- [Instruction]:
Your task is to transcribe the records exactly, skipping every image.

- [Information given]:
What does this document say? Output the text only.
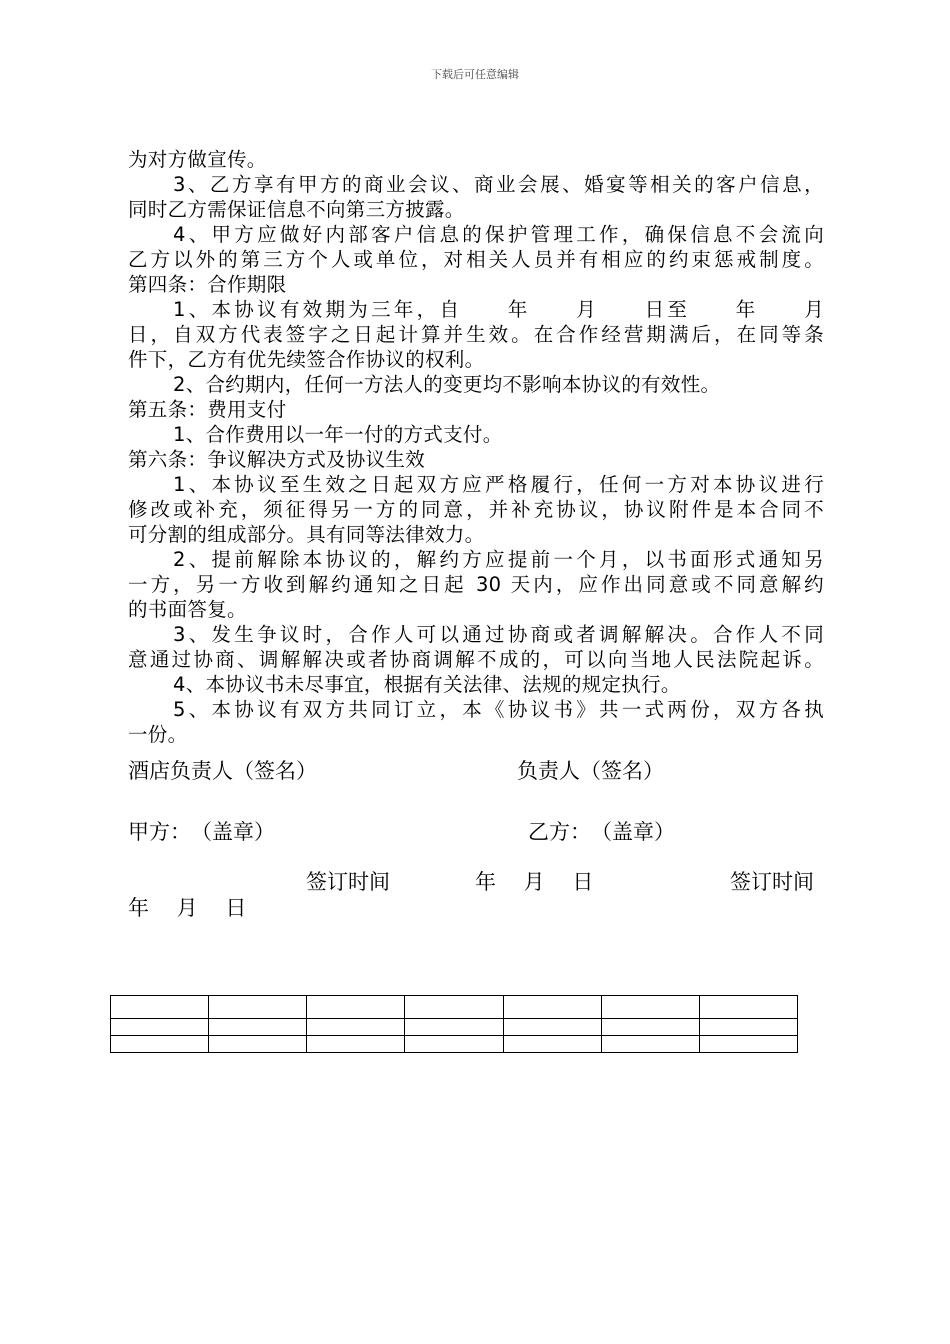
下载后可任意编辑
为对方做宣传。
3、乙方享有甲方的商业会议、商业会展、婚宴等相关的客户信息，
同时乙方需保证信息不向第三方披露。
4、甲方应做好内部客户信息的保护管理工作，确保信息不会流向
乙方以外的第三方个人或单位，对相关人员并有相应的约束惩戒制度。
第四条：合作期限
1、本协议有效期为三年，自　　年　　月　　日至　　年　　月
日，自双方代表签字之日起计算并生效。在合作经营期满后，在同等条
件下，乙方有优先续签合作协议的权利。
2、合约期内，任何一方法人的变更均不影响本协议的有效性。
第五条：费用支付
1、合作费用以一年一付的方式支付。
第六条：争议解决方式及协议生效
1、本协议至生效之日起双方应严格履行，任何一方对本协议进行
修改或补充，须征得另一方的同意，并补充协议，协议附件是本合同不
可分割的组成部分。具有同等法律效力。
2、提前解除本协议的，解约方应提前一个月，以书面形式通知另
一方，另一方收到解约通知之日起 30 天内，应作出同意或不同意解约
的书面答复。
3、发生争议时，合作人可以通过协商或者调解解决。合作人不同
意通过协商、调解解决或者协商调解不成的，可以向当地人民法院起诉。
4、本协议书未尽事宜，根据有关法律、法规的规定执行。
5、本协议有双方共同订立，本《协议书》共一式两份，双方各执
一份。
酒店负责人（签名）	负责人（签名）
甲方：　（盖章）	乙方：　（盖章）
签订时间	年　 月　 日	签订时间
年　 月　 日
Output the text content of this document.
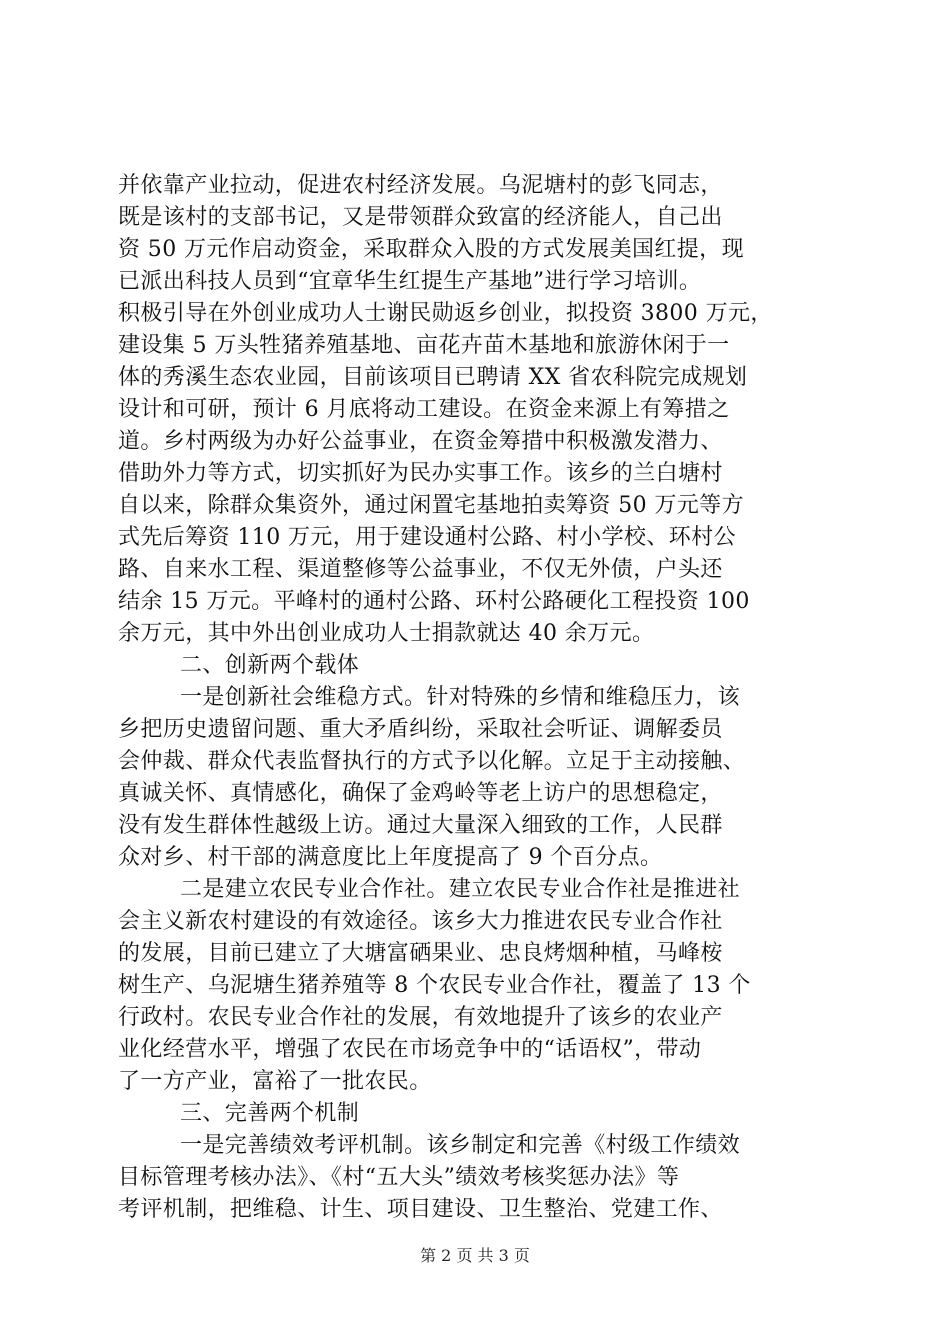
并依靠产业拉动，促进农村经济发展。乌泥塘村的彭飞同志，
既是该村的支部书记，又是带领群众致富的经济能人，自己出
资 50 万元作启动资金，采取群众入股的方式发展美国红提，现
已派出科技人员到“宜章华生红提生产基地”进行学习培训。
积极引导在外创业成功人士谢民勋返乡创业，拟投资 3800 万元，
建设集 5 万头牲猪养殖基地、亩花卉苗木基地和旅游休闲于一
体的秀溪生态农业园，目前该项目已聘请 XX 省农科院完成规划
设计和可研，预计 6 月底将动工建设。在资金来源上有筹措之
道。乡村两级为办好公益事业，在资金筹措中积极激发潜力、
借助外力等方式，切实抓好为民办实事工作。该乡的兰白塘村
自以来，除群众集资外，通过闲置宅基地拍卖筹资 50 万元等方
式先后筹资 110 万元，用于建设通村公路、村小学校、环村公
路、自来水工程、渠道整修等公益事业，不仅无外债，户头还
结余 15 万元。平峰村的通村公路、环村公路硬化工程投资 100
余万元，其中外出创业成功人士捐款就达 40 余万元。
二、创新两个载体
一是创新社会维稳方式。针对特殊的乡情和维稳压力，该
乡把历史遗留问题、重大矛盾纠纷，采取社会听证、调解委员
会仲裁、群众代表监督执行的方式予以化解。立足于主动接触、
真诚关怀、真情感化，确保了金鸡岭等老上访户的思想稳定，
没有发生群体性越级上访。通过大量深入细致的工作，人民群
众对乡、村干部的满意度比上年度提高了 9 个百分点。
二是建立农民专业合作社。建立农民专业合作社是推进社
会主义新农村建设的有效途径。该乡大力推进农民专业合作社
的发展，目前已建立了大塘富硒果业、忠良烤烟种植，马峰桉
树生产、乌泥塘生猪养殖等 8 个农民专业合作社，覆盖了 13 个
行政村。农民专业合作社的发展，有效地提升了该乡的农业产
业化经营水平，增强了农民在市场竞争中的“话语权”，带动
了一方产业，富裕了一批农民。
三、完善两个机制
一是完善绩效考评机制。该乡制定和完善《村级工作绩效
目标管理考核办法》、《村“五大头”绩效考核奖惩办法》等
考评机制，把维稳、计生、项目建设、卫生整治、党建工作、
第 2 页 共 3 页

- [Solution to the problem]:
What does this document say? Output the text only.
下载后可任意编辑
为对方做宣传。
3、乙方享有甲方的商业会议、商业会展、婚宴等相关的客户信息，
同时乙方需保证信息不向第三方披露。
4、甲方应做好内部客户信息的保护管理工作，确保信息不会流向
乙方以外的第三方个人或单位，对相关人员并有相应的约束惩戒制度。
第四条：合作期限
1、本协议有效期为三年，自　　年　　月　　日至　　年　　月
日，自双方代表签字之日起计算并生效。在合作经营期满后，在同等条
件下，乙方有优先续签合作协议的权利。
2、合约期内，任何一方法人的变更均不影响本协议的有效性。
第五条：费用支付
1、合作费用以一年一付的方式支付。
第六条：争议解决方式及协议生效
1、本协议至生效之日起双方应严格履行，任何一方对本协议进行
修改或补充，须征得另一方的同意，并补充协议，协议附件是本合同不
可分割的组成部分。具有同等法律效力。
2、提前解除本协议的，解约方应提前一个月，以书面形式通知另
一方，另一方收到解约通知之日起 30 天内，应作出同意或不同意解约
的书面答复。
3、发生争议时，合作人可以通过协商或者调解解决。合作人不同
意通过协商、调解解决或者协商调解不成的，可以向当地人民法院起诉。
4、本协议书未尽事宜，根据有关法律、法规的规定执行。
5、本协议有双方共同订立，本《协议书》共一式两份，双方各执
一份。
酒店负责人（签名）	负责人（签名）
甲方：　（盖章）	乙方：　（盖章）
签订时间	年　 月　 日	签订时间
年　 月　 日
Output the text content of this document.
并依靠产业拉动，促进农村经济发展。乌泥塘村的彭飞同志，
既是该村的支部书记，又是带领群众致富的经济能人，自己出
资 50 万元作启动资金，采取群众入股的方式发展美国红提，现
已派出科技人员到“宜章华生红提生产基地”进行学习培训。
积极引导在外创业成功人士谢民勋返乡创业，拟投资 3800 万元，
建设集 5 万头牲猪养殖基地、亩花卉苗木基地和旅游休闲于一
体的秀溪生态农业园，目前该项目已聘请 XX 省农科院完成规划
设计和可研，预计 6 月底将动工建设。在资金来源上有筹措之
道。乡村两级为办好公益事业，在资金筹措中积极激发潜力、
借助外力等方式，切实抓好为民办实事工作。该乡的兰白塘村
自以来，除群众集资外，通过闲置宅基地拍卖筹资 50 万元等方
式先后筹资 110 万元，用于建设通村公路、村小学校、环村公
路、自来水工程、渠道整修等公益事业，不仅无外债，户头还
结余 15 万元。平峰村的通村公路、环村公路硬化工程投资 100
余万元，其中外出创业成功人士捐款就达 40 余万元。
二、创新两个载体
一是创新社会维稳方式。针对特殊的乡情和维稳压力，该
乡把历史遗留问题、重大矛盾纠纷，采取社会听证、调解委员
会仲裁、群众代表监督执行的方式予以化解。立足于主动接触、
真诚关怀、真情感化，确保了金鸡岭等老上访户的思想稳定，
没有发生群体性越级上访。通过大量深入细致的工作，人民群
众对乡、村干部的满意度比上年度提高了 9 个百分点。
二是建立农民专业合作社。建立农民专业合作社是推进社
会主义新农村建设的有效途径。该乡大力推进农民专业合作社
的发展，目前已建立了大塘富硒果业、忠良烤烟种植，马峰桉
树生产、乌泥塘生猪养殖等 8 个农民专业合作社，覆盖了 13 个
行政村。农民专业合作社的发展，有效地提升了该乡的农业产
业化经营水平，增强了农民在市场竞争中的“话语权”，带动
了一方产业，富裕了一批农民。
三、完善两个机制
一是完善绩效考评机制。该乡制定和完善《村级工作绩效
目标管理考核办法》、《村“五大头”绩效考核奖惩办法》等
考评机制，把维稳、计生、项目建设、卫生整治、党建工作、
第 2 页 共 3 页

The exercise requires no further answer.